§ **Instruction**: Copy the data below line for line, leaving out the pictures.

§ **Data to use**:
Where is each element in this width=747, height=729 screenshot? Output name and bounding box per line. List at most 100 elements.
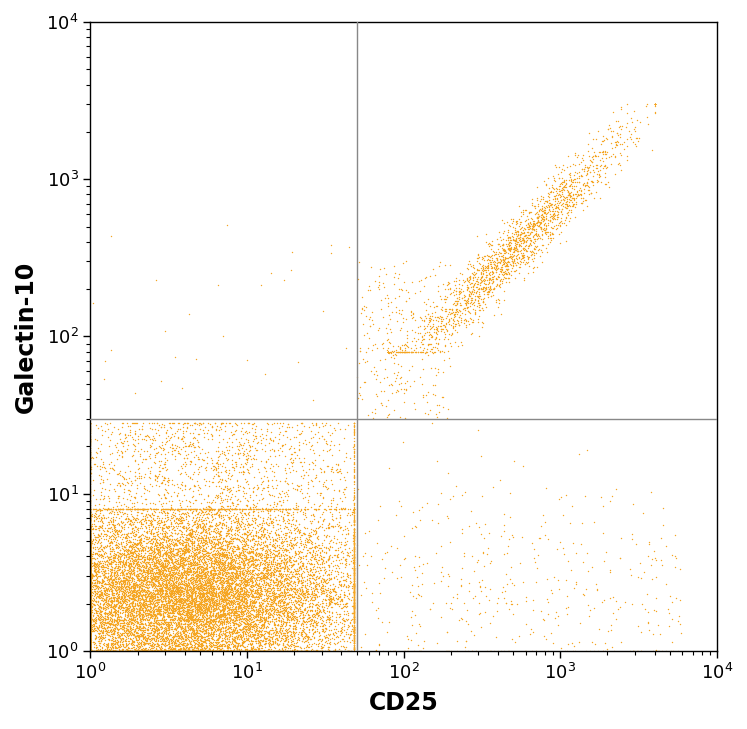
Point xyxy=(95,632,107,644)
Point xyxy=(275,605,287,617)
Point xyxy=(84,566,96,578)
Point xyxy=(137,561,149,572)
Point xyxy=(123,581,134,593)
Point xyxy=(85,564,97,575)
Point xyxy=(165,642,177,654)
Point xyxy=(348,556,360,568)
Point xyxy=(348,634,360,646)
Point xyxy=(84,526,96,538)
Point xyxy=(214,503,226,515)
Point xyxy=(158,631,170,642)
Point xyxy=(84,634,96,645)
Point xyxy=(134,601,146,613)
Point xyxy=(378,262,390,274)
Point xyxy=(211,556,223,568)
Point xyxy=(123,600,135,612)
Point xyxy=(388,346,400,357)
Point xyxy=(84,599,96,611)
Point xyxy=(207,583,219,595)
Point xyxy=(110,562,122,574)
Point xyxy=(84,645,96,657)
Point xyxy=(132,503,144,515)
Point xyxy=(189,515,201,526)
Point xyxy=(139,587,151,599)
Point xyxy=(191,574,203,586)
Point xyxy=(223,566,235,578)
Point xyxy=(589,187,601,198)
Point xyxy=(467,303,479,314)
Point xyxy=(116,614,128,625)
Point xyxy=(324,503,336,515)
Point xyxy=(305,588,317,600)
Point xyxy=(84,514,96,526)
Point xyxy=(117,568,129,580)
Point xyxy=(186,438,198,450)
Point xyxy=(235,577,247,588)
Point xyxy=(168,549,180,561)
Point xyxy=(339,589,351,601)
Point xyxy=(379,292,391,304)
Point xyxy=(201,587,213,599)
Point xyxy=(163,582,175,593)
Point xyxy=(257,503,269,515)
Point xyxy=(348,491,360,503)
Point xyxy=(163,599,175,610)
Point xyxy=(114,551,126,563)
Point xyxy=(84,618,96,630)
Point xyxy=(193,540,205,552)
Point xyxy=(91,504,103,515)
Point xyxy=(152,604,164,615)
Point xyxy=(130,609,142,621)
Point xyxy=(140,558,152,569)
Point xyxy=(119,445,131,457)
Point xyxy=(207,464,219,475)
Point xyxy=(164,539,176,551)
Point xyxy=(214,617,226,629)
Point xyxy=(449,308,461,320)
Point xyxy=(192,569,204,580)
Point xyxy=(323,613,335,625)
Point xyxy=(216,645,228,657)
Point xyxy=(249,645,261,657)
Point xyxy=(273,569,285,580)
Point xyxy=(84,537,96,548)
Point xyxy=(193,615,205,627)
Point xyxy=(95,551,107,563)
Point xyxy=(88,594,100,606)
Point xyxy=(201,573,213,585)
Point xyxy=(127,561,139,573)
Point xyxy=(160,613,172,625)
Point xyxy=(140,642,152,654)
Point xyxy=(140,571,152,582)
Point xyxy=(192,535,204,547)
Point xyxy=(149,472,161,484)
Point xyxy=(221,630,233,642)
Point xyxy=(192,428,204,440)
Point xyxy=(134,544,146,555)
Point xyxy=(216,550,228,561)
Point xyxy=(181,624,193,636)
Point xyxy=(174,503,186,515)
Point xyxy=(193,588,205,600)
Point xyxy=(163,620,175,632)
Point xyxy=(231,592,243,604)
Point xyxy=(167,552,179,564)
Point xyxy=(84,547,96,558)
Point xyxy=(375,386,387,397)
Point xyxy=(129,454,141,466)
Point xyxy=(210,518,222,529)
Point xyxy=(193,598,205,609)
Point xyxy=(216,645,228,657)
Point xyxy=(205,601,217,613)
Point xyxy=(125,608,137,620)
Point xyxy=(117,503,128,515)
Point xyxy=(166,507,178,519)
Point xyxy=(84,598,96,609)
Point xyxy=(348,596,360,608)
Point xyxy=(295,593,307,605)
Point xyxy=(499,260,511,271)
Point xyxy=(89,542,101,553)
Point xyxy=(185,536,197,547)
Point xyxy=(130,626,142,638)
Point xyxy=(205,585,217,597)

§ **Exercise output**:
Where is each element in this width=747, height=729 screenshot? Output name and bounding box per line. List at most 100 elements.
Point xyxy=(95,632,107,644)
Point xyxy=(275,605,287,617)
Point xyxy=(84,566,96,578)
Point xyxy=(137,561,149,572)
Point xyxy=(123,581,134,593)
Point xyxy=(85,564,97,575)
Point xyxy=(165,642,177,654)
Point xyxy=(348,556,360,568)
Point xyxy=(348,634,360,646)
Point xyxy=(84,526,96,538)
Point xyxy=(214,503,226,515)
Point xyxy=(158,631,170,642)
Point xyxy=(84,634,96,645)
Point xyxy=(134,601,146,613)
Point xyxy=(378,262,390,274)
Point xyxy=(211,556,223,568)
Point xyxy=(123,600,135,612)
Point xyxy=(388,346,400,357)
Point xyxy=(84,599,96,611)
Point xyxy=(207,583,219,595)
Point xyxy=(110,562,122,574)
Point xyxy=(84,645,96,657)
Point xyxy=(132,503,144,515)
Point xyxy=(189,515,201,526)
Point xyxy=(139,587,151,599)
Point xyxy=(191,574,203,586)
Point xyxy=(223,566,235,578)
Point xyxy=(589,187,601,198)
Point xyxy=(467,303,479,314)
Point xyxy=(116,614,128,625)
Point xyxy=(324,503,336,515)
Point xyxy=(305,588,317,600)
Point xyxy=(84,514,96,526)
Point xyxy=(117,568,129,580)
Point xyxy=(186,438,198,450)
Point xyxy=(235,577,247,588)
Point xyxy=(168,549,180,561)
Point xyxy=(339,589,351,601)
Point xyxy=(379,292,391,304)
Point xyxy=(201,587,213,599)
Point xyxy=(163,582,175,593)
Point xyxy=(257,503,269,515)
Point xyxy=(348,491,360,503)
Point xyxy=(163,599,175,610)
Point xyxy=(114,551,126,563)
Point xyxy=(84,618,96,630)
Point xyxy=(193,540,205,552)
Point xyxy=(91,504,103,515)
Point xyxy=(152,604,164,615)
Point xyxy=(130,609,142,621)
Point xyxy=(140,558,152,569)
Point xyxy=(119,445,131,457)
Point xyxy=(207,464,219,475)
Point xyxy=(164,539,176,551)
Point xyxy=(214,617,226,629)
Point xyxy=(449,308,461,320)
Point xyxy=(192,569,204,580)
Point xyxy=(323,613,335,625)
Point xyxy=(216,645,228,657)
Point xyxy=(249,645,261,657)
Point xyxy=(273,569,285,580)
Point xyxy=(84,537,96,548)
Point xyxy=(193,615,205,627)
Point xyxy=(95,551,107,563)
Point xyxy=(88,594,100,606)
Point xyxy=(201,573,213,585)
Point xyxy=(127,561,139,573)
Point xyxy=(160,613,172,625)
Point xyxy=(140,642,152,654)
Point xyxy=(140,571,152,582)
Point xyxy=(192,535,204,547)
Point xyxy=(149,472,161,484)
Point xyxy=(221,630,233,642)
Point xyxy=(192,428,204,440)
Point xyxy=(134,544,146,555)
Point xyxy=(216,550,228,561)
Point xyxy=(181,624,193,636)
Point xyxy=(174,503,186,515)
Point xyxy=(193,588,205,600)
Point xyxy=(163,620,175,632)
Point xyxy=(231,592,243,604)
Point xyxy=(167,552,179,564)
Point xyxy=(84,547,96,558)
Point xyxy=(375,386,387,397)
Point xyxy=(129,454,141,466)
Point xyxy=(210,518,222,529)
Point xyxy=(193,598,205,609)
Point xyxy=(216,645,228,657)
Point xyxy=(205,601,217,613)
Point xyxy=(125,608,137,620)
Point xyxy=(117,503,128,515)
Point xyxy=(166,507,178,519)
Point xyxy=(84,598,96,609)
Point xyxy=(348,596,360,608)
Point xyxy=(295,593,307,605)
Point xyxy=(499,260,511,271)
Point xyxy=(89,542,101,553)
Point xyxy=(185,536,197,547)
Point xyxy=(130,626,142,638)
Point xyxy=(205,585,217,597)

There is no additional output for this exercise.